EXERCISE PROMPT:
Write out every record in full, exactly as written, please.

[Records excerpted from a collection]
■ ■ ■ ■ ■ ■ ■
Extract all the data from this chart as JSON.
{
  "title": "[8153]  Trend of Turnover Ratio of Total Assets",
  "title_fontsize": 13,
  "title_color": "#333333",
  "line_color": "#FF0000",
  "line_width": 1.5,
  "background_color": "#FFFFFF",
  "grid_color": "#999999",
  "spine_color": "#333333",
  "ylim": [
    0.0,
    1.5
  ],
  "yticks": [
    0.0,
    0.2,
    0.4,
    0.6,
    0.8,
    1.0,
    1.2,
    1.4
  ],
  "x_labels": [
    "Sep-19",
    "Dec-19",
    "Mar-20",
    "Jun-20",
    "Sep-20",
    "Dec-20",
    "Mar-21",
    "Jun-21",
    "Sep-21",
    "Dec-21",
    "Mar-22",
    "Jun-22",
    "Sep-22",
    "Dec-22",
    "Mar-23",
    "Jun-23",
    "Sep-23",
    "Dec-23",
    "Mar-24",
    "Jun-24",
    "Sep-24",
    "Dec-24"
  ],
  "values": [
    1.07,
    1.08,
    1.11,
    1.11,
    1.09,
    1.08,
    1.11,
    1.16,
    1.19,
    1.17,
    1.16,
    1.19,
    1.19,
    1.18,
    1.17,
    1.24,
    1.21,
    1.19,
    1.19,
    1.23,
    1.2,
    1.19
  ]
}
■ ■ ■ ■ ■ ■ ■
REPLY TO THE EXERCISE:
Extract all the data from this chart as JSON.
{
  "title": "[8153]  Trend of Turnover Ratio of Total Assets",
  "title_fontsize": 13,
  "title_color": "#333333",
  "line_color": "#FF0000",
  "line_width": 1.5,
  "background_color": "#FFFFFF",
  "grid_color": "#999999",
  "spine_color": "#333333",
  "ylim": [
    0.0,
    1.5
  ],
  "yticks": [
    0.0,
    0.2,
    0.4,
    0.6,
    0.8,
    1.0,
    1.2,
    1.4
  ],
  "x_labels": [
    "Sep-19",
    "Dec-19",
    "Mar-20",
    "Jun-20",
    "Sep-20",
    "Dec-20",
    "Mar-21",
    "Jun-21",
    "Sep-21",
    "Dec-21",
    "Mar-22",
    "Jun-22",
    "Sep-22",
    "Dec-22",
    "Mar-23",
    "Jun-23",
    "Sep-23",
    "Dec-23",
    "Mar-24",
    "Jun-24",
    "Sep-24",
    "Dec-24"
  ],
  "values": [
    1.07,
    1.08,
    1.11,
    1.11,
    1.09,
    1.08,
    1.11,
    1.16,
    1.19,
    1.17,
    1.16,
    1.19,
    1.19,
    1.18,
    1.17,
    1.24,
    1.21,
    1.19,
    1.19,
    1.23,
    1.2,
    1.19
  ]
}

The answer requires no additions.